** EXERCISE DIRECTIONS **
Print the whole listing exactly.

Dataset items
◇ ◇ ◇ ◇ ◇
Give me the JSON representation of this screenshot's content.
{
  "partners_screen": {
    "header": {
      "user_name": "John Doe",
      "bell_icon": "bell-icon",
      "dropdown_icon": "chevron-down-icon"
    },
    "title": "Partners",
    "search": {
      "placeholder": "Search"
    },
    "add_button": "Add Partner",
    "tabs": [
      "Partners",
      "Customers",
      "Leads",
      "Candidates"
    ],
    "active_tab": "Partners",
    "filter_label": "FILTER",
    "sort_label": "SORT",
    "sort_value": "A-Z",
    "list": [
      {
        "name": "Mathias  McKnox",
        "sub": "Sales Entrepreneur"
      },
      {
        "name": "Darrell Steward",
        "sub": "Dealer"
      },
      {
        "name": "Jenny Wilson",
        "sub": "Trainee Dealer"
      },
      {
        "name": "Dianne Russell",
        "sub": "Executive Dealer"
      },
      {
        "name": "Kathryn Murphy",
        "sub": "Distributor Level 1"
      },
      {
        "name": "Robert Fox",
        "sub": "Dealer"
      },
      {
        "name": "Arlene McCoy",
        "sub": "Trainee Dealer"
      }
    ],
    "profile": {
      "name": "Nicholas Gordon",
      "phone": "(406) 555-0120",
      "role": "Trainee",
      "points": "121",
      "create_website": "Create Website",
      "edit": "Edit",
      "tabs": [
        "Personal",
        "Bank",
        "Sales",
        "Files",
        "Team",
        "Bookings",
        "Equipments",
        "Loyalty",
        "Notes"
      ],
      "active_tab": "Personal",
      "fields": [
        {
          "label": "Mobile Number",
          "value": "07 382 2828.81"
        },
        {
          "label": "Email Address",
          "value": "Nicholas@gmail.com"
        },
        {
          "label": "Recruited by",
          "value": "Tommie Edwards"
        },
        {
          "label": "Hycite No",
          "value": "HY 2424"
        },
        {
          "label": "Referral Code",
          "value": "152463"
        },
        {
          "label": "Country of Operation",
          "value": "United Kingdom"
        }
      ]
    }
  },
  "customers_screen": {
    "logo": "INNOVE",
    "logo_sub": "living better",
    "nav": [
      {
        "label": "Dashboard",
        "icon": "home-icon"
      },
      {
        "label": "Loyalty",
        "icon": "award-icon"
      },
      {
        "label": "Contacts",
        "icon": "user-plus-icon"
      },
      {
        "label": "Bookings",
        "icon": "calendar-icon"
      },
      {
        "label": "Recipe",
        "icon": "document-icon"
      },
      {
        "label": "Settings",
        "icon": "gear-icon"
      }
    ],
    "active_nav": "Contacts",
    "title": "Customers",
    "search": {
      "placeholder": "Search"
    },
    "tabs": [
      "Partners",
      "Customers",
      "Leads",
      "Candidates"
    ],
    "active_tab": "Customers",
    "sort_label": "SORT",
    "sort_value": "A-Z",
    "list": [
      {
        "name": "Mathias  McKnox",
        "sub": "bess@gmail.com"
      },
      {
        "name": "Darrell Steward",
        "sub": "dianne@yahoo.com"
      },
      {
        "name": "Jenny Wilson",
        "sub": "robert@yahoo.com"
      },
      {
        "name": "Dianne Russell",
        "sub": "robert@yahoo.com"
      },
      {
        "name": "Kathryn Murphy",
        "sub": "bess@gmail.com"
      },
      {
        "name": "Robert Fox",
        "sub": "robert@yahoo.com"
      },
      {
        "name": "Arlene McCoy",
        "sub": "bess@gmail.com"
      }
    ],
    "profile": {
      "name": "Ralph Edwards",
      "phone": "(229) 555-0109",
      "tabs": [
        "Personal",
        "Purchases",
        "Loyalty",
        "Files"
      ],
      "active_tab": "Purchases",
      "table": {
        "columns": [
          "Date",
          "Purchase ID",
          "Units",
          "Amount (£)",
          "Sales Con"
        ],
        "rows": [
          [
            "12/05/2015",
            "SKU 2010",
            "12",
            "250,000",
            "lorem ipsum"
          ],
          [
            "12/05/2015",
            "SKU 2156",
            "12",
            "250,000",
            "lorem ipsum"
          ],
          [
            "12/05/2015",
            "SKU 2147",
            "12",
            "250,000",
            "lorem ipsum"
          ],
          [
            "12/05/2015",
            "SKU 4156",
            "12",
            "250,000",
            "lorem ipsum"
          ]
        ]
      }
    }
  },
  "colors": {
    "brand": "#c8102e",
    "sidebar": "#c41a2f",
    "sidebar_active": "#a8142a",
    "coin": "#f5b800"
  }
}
◇ ◇ ◇ ◇ ◇
** WRITTEN SOLUTION **
Give me the JSON representation of this screenshot's content.
{
  "partners_screen": {
    "header": {
      "user_name": "John Doe",
      "bell_icon": "bell-icon",
      "dropdown_icon": "chevron-down-icon"
    },
    "title": "Partners",
    "search": {
      "placeholder": "Search"
    },
    "add_button": "Add Partner",
    "tabs": [
      "Partners",
      "Customers",
      "Leads",
      "Candidates"
    ],
    "active_tab": "Partners",
    "filter_label": "FILTER",
    "sort_label": "SORT",
    "sort_value": "A-Z",
    "list": [
      {
        "name": "Mathias  McKnox",
        "sub": "Sales Entrepreneur"
      },
      {
        "name": "Darrell Steward",
        "sub": "Dealer"
      },
      {
        "name": "Jenny Wilson",
        "sub": "Trainee Dealer"
      },
      {
        "name": "Dianne Russell",
        "sub": "Executive Dealer"
      },
      {
        "name": "Kathryn Murphy",
        "sub": "Distributor Level 1"
      },
      {
        "name": "Robert Fox",
        "sub": "Dealer"
      },
      {
        "name": "Arlene McCoy",
        "sub": "Trainee Dealer"
      }
    ],
    "profile": {
      "name": "Nicholas Gordon",
      "phone": "(406) 555-0120",
      "role": "Trainee",
      "points": "121",
      "create_website": "Create Website",
      "edit": "Edit",
      "tabs": [
        "Personal",
        "Bank",
        "Sales",
        "Files",
        "Team",
        "Bookings",
        "Equipments",
        "Loyalty",
        "Notes"
      ],
      "active_tab": "Personal",
      "fields": [
        {
          "label": "Mobile Number",
          "value": "07 382 2828.81"
        },
        {
          "label": "Email Address",
          "value": "Nicholas@gmail.com"
        },
        {
          "label": "Recruited by",
          "value": "Tommie Edwards"
        },
        {
          "label": "Hycite No",
          "value": "HY 2424"
        },
        {
          "label": "Referral Code",
          "value": "152463"
        },
        {
          "label": "Country of Operation",
          "value": "United Kingdom"
        }
      ]
    }
  },
  "customers_screen": {
    "logo": "INNOVE",
    "logo_sub": "living better",
    "nav": [
      {
        "label": "Dashboard",
        "icon": "home-icon"
      },
      {
        "label": "Loyalty",
        "icon": "award-icon"
      },
      {
        "label": "Contacts",
        "icon": "user-plus-icon"
      },
      {
        "label": "Bookings",
        "icon": "calendar-icon"
      },
      {
        "label": "Recipe",
        "icon": "document-icon"
      },
      {
        "label": "Settings",
        "icon": "gear-icon"
      }
    ],
    "active_nav": "Contacts",
    "title": "Customers",
    "search": {
      "placeholder": "Search"
    },
    "tabs": [
      "Partners",
      "Customers",
      "Leads",
      "Candidates"
    ],
    "active_tab": "Customers",
    "sort_label": "SORT",
    "sort_value": "A-Z",
    "list": [
      {
        "name": "Mathias  McKnox",
        "sub": "bess@gmail.com"
      },
      {
        "name": "Darrell Steward",
        "sub": "dianne@yahoo.com"
      },
      {
        "name": "Jenny Wilson",
        "sub": "robert@yahoo.com"
      },
      {
        "name": "Dianne Russell",
        "sub": "robert@yahoo.com"
      },
      {
        "name": "Kathryn Murphy",
        "sub": "bess@gmail.com"
      },
      {
        "name": "Robert Fox",
        "sub": "robert@yahoo.com"
      },
      {
        "name": "Arlene McCoy",
        "sub": "bess@gmail.com"
      }
    ],
    "profile": {
      "name": "Ralph Edwards",
      "phone": "(229) 555-0109",
      "tabs": [
        "Personal",
        "Purchases",
        "Loyalty",
        "Files"
      ],
      "active_tab": "Purchases",
      "table": {
        "columns": [
          "Date",
          "Purchase ID",
          "Units",
          "Amount (£)",
          "Sales Con"
        ],
        "rows": [
          [
            "12/05/2015",
            "SKU 2010",
            "12",
            "250,000",
            "lorem ipsum"
          ],
          [
            "12/05/2015",
            "SKU 2156",
            "12",
            "250,000",
            "lorem ipsum"
          ],
          [
            "12/05/2015",
            "SKU 2147",
            "12",
            "250,000",
            "lorem ipsum"
          ],
          [
            "12/05/2015",
            "SKU 4156",
            "12",
            "250,000",
            "lorem ipsum"
          ]
        ]
      }
    }
  },
  "colors": {
    "brand": "#c8102e",
    "sidebar": "#c41a2f",
    "sidebar_active": "#a8142a",
    "coin": "#f5b800"
  }
}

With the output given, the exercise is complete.